Find each line holding the word "notification" and give the total alone.

Dataset items:
## Begin
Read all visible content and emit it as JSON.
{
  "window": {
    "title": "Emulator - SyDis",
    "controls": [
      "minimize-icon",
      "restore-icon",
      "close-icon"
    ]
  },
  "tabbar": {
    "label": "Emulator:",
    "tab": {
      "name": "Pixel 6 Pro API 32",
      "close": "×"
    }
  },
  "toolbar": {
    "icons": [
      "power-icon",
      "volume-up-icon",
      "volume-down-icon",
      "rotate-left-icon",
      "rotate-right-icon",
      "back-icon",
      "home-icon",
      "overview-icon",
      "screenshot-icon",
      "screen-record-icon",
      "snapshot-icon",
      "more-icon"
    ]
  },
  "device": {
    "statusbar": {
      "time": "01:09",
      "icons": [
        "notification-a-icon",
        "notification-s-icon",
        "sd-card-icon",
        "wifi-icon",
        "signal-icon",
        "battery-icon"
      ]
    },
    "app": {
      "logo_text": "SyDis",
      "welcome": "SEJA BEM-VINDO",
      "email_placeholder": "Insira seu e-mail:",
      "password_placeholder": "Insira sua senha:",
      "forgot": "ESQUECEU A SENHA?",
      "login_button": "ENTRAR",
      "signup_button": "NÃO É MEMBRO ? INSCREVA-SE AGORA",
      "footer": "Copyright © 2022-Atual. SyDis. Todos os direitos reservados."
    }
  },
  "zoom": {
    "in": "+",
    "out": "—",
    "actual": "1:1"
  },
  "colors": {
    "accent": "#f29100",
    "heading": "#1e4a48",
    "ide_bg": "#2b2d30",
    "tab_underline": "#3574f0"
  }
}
## End
WRITTEN SOLUTION:
2